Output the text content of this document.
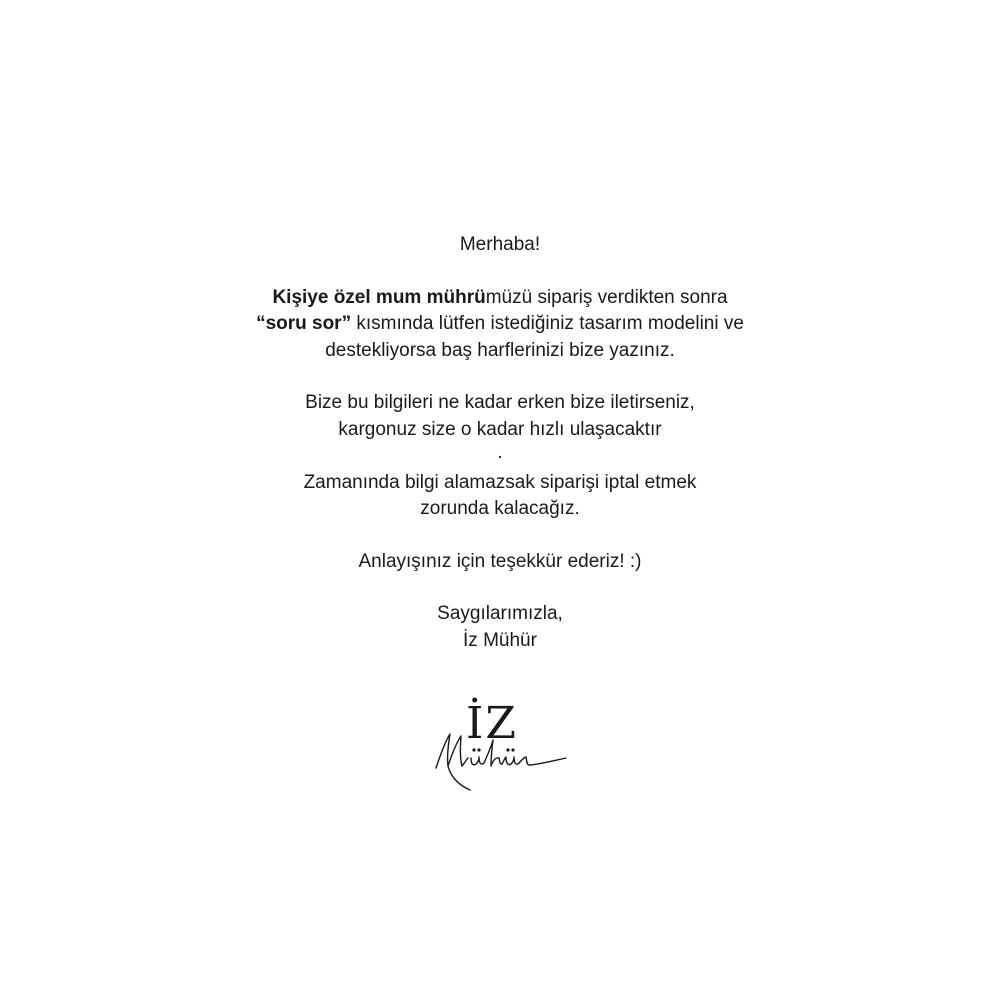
Merhaba!

Kişiye özel mum mührümüzü sipariş verdikten sonra

“soru sor” kısmında lütfen istediğiniz tasarım modelini ve

destekliyorsa baş harflerinizi bize yazınız.

Bize bu bilgileri ne kadar erken bize iletirseniz,

kargonuz size o kadar hızlı ulaşacaktır

.

Zamanında bilgi alamazsak siparişi iptal etmek

zorunda kalacağız.

Anlayışınız için teşekkür ederiz! :)

Saygılarımızla,

İz Mühür

İZ
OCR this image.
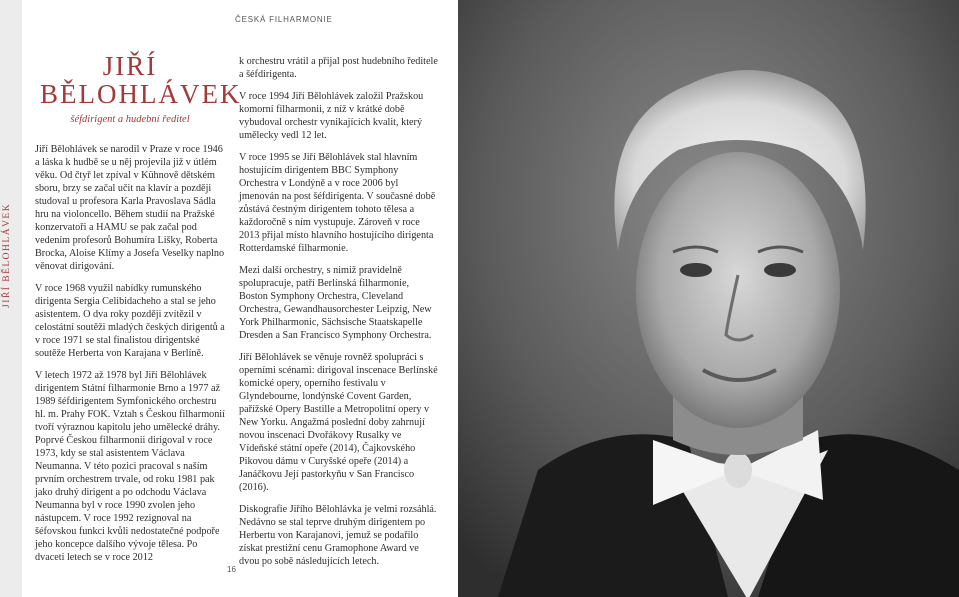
JIŘÍ BĚLOHLÁVEK
ČESKÁ FILHARMONIE
JIŘÍ
BĚLOHLÁVEK
šéfdirigent a hudební ředitel

Jiří Bělohlávek se narodil v Praze v roce 1946 a láska k hudbě se u něj projevila již v útlém věku. Od čtyř let zpíval v Kühnově dětském sboru, brzy se začal učit na klavír a později studoval u profesora Karla Pravoslava Sádla hru na violoncello. Během studií na Pražské konzervatoři a HAMU se pak začal pod vedením profesorů Bohumíra Lišky, Roberta Brocka, Aloise Klímy a Josefa Veselky naplno věnovat dirigování.

V roce 1968 využil nabídky rumunského dirigenta Sergia Celibidacheho a stal se jeho asistentem. O dva roky později zvítězil v celostátní soutěži mladých českých dirigentů a v roce 1971 se stal finalistou dirigentské soutěže Herberta von Karajana v Berlíně.

V letech 1972 až 1978 byl Jiří Bělohlávek dirigentem Státní filharmonie Brno a 1977 až 1989 šéfdirigentem Symfonického orchestru hl. m. Prahy FOK. Vztah s Českou filharmonií tvoří výraznou kapitolu jeho umělecké dráhy. Poprvé Českou filharmonii dirigoval v roce 1973, kdy se stal asistentem Václava Neumanna. V této pozici pracoval s naším prvním orchestrem trvale, od roku 1981 pak jako druhý dirigent a po odchodu Václava Neumanna byl v roce 1990 zvolen jeho nástupcem. V roce 1992 rezignoval na šéfovskou funkci kvůli nedostatečné podpoře jeho koncepce dalšího vývoje tělesa. Po dvaceti letech se v roce 2012

k orchestru vrátil a přijal post hudebního ředitele a šéfdirigenta.

V roce 1994 Jiří Bělohlávek založil Pražskou komorní filharmonii, z níž v krátké době vybudoval orchestr vynikajících kvalit, který umělecky vedl 12 let.

V roce 1995 se Jiří Bělohlávek stal hlavním hostujícím dirigentem BBC Symphony Orchestra v Londýně a v roce 2006 byl jmenován na post šéfdirigenta. V současné době zůstává čestným dirigentem tohoto tělesa a každoročně s ním vystupuje. Zároveň v roce 2013 přijal místo hlavního hostujícího dirigenta Rotterdamské filharmonie.

Mezi další orchestry, s nimiž pravidelně spolupracuje, patří Berlínská filharmonie, Boston Symphony Orchestra, Cleveland Orchestra, Gewandhausorchester Leipzig, New York Philharmonic, Sächsische Staatskapelle Dresden a San Francisco Symphony Orchestra.

Jiří Bělohlávek se věnuje rovněž spolupráci s operními scénami: dirigoval inscenace Berlínské komické opery, operního festivalu v Glyndebourne, londýnské Covent Garden, pařížské Opery Bastille a Metropolitní opery v New Yorku. Angažmá poslední doby zahrnují novou inscenaci Dvořákovy Rusalky ve Vídeňské státní opeře (2014), Čajkovského Pikovou dámu v Curyšské opeře (2014) a Janáčkovu Její pastorkyňu v San Francisco (2016).

Diskografie Jiřího Bělohlávka je velmi rozsáhlá. Nedávno se stal teprve druhým dirigentem po Herbertu von Karajanovi, jemuž se podařilo získat prestižní cenu Gramophone Award ve dvou po sobě následujících letech.

16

■ ■ ■

WHAT TO DO: From the data above, copy each line that holds "Symphony".

OUTPUT FOR THIS EXERCISE:
V roce 1995 se Jiří Bělohlávek stal hlavním hostujícím dirigentem BBC Symphony Orchestra v Londýně a v roce 2006 byl jmenován na post šéfdirigenta. V současné době zůstává čestným dirigentem tohoto tělesa a každoročně s ním vystupuje. Zároveň v roce 2013 přijal místo hlavního hostujícího dirigenta Rotterdamské filharmonie.
Mezi další orchestry, s nimiž pravidelně spolupracuje, patří Berlínská filharmonie, Boston Symphony Orchestra, Cleveland Orchestra, Gewandhausorchester Leipzig, New York Philharmonic, Sächsische Staatskapelle Dresden a San Francisco Symphony Orchestra.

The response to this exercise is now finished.